_Given task_: Search the records for "Factor" and copy each line that holds it.

_Stored rows_:

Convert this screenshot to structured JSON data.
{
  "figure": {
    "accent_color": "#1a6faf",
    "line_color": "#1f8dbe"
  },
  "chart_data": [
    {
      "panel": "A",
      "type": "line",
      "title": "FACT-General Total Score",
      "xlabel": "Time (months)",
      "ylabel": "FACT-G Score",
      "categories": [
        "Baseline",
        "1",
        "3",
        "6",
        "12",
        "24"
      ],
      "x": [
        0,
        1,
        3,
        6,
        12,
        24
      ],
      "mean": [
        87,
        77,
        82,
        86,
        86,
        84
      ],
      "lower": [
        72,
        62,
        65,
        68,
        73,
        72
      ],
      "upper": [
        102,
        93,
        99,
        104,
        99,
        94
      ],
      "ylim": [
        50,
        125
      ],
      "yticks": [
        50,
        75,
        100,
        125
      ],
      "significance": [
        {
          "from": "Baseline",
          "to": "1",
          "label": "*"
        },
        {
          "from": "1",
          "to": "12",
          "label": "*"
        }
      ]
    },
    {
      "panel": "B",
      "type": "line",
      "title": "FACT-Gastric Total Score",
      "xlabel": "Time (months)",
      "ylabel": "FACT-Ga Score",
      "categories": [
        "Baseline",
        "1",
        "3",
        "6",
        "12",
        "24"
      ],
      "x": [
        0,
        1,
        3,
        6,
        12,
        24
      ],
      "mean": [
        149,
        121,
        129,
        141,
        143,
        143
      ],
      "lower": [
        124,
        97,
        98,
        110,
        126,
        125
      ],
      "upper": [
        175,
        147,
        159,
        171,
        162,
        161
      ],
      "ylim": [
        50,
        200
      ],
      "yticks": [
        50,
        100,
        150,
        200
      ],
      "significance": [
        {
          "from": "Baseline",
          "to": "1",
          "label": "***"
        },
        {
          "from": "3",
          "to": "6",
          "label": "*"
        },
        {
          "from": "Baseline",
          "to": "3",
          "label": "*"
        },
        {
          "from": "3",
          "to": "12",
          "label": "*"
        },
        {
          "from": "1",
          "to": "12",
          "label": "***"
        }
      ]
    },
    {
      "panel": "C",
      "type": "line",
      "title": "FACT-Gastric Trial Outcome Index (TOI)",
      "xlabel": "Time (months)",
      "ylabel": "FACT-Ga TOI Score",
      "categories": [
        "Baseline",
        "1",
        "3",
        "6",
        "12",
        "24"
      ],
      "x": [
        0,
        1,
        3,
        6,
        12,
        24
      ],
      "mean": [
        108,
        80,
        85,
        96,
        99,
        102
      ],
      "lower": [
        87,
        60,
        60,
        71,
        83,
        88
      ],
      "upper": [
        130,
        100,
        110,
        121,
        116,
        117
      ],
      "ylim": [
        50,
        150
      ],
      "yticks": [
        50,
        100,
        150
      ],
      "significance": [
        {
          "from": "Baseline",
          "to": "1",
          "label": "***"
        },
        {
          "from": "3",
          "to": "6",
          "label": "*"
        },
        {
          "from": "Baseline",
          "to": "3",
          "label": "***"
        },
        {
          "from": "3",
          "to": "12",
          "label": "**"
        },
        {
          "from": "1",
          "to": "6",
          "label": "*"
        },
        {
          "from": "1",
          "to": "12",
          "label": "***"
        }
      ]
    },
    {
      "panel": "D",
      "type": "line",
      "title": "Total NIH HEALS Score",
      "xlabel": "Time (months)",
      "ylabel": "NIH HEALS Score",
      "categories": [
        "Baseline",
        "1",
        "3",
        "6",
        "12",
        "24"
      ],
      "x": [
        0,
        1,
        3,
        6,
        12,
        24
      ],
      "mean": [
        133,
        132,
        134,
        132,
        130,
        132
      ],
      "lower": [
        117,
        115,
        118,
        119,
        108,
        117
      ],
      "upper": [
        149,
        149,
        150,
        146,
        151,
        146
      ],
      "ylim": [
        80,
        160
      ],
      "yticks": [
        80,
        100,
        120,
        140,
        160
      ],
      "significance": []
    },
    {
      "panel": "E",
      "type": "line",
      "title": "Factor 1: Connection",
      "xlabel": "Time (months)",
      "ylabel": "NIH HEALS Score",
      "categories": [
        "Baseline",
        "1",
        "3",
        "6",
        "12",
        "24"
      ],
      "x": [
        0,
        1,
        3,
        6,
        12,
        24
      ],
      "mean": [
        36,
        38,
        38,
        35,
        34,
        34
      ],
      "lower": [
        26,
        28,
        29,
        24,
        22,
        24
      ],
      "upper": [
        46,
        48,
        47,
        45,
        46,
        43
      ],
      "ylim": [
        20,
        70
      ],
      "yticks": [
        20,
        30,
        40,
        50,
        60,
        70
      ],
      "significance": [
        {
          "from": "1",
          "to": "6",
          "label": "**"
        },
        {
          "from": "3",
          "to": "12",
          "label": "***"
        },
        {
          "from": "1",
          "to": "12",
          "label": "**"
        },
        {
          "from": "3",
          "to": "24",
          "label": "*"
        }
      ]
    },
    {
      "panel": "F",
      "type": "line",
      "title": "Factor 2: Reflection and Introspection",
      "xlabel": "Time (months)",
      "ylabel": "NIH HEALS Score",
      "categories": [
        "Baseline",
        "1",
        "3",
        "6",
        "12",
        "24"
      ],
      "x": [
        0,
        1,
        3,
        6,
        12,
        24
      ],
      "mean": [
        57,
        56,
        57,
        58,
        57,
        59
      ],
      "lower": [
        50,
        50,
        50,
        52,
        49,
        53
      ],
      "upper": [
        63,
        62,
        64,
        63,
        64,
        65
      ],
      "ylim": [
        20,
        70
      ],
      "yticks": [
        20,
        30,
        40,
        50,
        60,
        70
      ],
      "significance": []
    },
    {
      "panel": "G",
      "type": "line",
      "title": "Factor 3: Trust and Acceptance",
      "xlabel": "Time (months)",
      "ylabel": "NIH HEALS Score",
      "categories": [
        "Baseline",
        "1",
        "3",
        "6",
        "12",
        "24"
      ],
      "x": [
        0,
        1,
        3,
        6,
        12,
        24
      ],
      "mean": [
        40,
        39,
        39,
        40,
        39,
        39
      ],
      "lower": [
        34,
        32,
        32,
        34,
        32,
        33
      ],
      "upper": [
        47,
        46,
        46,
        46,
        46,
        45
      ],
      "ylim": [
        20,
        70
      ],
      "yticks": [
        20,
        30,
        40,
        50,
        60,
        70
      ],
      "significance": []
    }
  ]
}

_Reply to the exercise_:
      "title": "Factor 1: Connection",
      "title": "Factor 2: Reflection and Introspection",
      "title": "Factor 3: Trust and Acceptance",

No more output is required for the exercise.